----- Extracted entries

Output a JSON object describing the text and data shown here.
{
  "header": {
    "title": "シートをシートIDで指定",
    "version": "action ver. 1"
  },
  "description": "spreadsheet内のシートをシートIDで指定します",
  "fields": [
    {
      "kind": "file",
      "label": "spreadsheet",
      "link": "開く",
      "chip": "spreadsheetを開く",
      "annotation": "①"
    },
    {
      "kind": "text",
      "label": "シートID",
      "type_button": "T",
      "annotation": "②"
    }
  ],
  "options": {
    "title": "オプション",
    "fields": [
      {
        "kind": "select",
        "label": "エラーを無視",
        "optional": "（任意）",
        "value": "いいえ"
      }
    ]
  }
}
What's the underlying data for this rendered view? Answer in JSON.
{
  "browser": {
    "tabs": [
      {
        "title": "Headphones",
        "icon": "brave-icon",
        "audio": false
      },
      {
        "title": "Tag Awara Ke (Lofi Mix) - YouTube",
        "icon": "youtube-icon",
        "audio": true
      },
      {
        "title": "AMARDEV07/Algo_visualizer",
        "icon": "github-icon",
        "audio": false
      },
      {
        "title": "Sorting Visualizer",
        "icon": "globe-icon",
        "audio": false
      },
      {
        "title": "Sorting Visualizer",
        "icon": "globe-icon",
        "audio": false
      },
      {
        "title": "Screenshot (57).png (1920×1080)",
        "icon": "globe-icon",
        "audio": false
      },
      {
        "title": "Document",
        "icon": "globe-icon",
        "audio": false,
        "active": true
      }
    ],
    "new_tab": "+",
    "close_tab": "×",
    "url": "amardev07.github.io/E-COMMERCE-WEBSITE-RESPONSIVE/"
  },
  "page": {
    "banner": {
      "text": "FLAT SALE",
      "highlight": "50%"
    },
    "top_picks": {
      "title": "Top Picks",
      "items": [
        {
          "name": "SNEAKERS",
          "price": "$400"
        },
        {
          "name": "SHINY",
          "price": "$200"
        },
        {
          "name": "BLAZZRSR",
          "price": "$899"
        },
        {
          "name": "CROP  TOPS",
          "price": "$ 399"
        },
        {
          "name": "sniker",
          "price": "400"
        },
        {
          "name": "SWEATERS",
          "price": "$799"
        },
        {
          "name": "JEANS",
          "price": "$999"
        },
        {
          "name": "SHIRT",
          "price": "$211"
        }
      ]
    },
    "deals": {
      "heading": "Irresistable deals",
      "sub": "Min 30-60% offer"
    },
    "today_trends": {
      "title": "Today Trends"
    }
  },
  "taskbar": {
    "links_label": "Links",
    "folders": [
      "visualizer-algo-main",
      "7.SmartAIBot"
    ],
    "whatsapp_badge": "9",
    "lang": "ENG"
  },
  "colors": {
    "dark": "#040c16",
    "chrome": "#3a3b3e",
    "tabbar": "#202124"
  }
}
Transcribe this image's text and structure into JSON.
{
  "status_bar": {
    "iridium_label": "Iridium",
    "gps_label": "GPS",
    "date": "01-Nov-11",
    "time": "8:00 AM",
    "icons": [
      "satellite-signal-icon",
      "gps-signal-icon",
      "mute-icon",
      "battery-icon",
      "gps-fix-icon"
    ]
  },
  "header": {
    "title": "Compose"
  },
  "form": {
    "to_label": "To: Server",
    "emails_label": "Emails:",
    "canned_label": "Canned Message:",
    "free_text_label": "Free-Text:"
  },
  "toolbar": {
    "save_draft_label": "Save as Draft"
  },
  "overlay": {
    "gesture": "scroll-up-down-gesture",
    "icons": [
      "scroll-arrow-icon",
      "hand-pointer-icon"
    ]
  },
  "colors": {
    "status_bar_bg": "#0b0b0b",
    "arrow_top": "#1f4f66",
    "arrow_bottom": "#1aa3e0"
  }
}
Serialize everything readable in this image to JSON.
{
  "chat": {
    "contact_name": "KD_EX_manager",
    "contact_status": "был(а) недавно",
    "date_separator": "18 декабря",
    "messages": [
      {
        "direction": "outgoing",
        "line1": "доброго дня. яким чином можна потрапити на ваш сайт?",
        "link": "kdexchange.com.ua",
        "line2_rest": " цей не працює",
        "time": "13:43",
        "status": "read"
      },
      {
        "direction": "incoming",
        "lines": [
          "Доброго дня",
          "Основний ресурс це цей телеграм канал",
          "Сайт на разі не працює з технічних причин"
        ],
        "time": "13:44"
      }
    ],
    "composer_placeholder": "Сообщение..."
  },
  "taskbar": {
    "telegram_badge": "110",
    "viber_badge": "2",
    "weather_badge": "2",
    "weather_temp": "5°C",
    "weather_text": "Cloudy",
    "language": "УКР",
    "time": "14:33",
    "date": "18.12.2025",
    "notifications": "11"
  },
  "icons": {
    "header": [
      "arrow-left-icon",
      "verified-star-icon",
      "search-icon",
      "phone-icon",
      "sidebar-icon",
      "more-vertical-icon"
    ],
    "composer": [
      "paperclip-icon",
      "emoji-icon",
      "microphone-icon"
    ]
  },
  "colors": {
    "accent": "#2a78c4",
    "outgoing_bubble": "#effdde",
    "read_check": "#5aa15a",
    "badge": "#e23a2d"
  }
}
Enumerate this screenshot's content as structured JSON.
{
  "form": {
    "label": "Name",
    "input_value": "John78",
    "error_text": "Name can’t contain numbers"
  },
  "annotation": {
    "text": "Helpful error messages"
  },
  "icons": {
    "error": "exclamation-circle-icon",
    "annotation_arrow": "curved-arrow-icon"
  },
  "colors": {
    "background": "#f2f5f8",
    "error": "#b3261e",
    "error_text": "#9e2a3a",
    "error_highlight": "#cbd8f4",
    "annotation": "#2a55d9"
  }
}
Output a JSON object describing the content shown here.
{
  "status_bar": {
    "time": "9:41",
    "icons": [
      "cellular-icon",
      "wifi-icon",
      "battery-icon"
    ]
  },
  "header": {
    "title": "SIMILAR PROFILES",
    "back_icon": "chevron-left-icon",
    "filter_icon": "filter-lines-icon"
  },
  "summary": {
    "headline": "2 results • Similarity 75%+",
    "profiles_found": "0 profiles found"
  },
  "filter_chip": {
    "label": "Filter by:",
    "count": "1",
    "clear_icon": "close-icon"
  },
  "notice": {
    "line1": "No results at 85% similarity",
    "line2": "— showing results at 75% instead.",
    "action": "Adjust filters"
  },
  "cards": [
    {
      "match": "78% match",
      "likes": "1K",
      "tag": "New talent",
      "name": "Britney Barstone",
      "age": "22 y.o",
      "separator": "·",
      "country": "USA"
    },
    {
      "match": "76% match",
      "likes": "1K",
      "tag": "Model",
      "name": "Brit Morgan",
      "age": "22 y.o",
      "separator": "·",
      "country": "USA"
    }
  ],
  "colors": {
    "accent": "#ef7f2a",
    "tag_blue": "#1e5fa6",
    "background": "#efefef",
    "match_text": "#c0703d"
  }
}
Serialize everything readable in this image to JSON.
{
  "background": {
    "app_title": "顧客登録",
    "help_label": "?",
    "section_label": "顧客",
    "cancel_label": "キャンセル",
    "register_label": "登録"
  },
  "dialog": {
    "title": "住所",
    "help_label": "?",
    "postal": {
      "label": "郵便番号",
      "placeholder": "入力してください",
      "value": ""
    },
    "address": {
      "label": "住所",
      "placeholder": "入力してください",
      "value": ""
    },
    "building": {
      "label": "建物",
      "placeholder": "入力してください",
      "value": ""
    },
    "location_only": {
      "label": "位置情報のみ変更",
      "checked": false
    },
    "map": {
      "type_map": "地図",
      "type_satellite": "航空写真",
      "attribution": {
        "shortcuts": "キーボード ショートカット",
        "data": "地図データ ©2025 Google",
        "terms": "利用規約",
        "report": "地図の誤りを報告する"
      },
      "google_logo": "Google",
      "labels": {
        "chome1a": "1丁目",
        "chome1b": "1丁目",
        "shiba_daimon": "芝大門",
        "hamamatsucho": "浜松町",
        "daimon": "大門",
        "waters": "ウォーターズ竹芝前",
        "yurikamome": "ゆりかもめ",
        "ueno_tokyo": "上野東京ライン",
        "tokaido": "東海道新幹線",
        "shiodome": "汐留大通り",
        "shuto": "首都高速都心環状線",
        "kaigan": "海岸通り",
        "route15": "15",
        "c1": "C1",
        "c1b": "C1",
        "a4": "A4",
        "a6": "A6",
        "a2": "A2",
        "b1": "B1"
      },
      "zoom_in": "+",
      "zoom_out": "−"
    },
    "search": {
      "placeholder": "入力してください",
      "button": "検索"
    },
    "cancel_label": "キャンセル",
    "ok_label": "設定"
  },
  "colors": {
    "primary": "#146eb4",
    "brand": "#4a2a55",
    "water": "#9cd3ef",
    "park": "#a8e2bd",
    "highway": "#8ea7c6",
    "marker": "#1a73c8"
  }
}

----------

**What to produce**
Where a line in the material contains "object", copy that line.

**Solution to this exercise**
Output a JSON object describing the text and data shown here.
Output a JSON object describing the content shown here.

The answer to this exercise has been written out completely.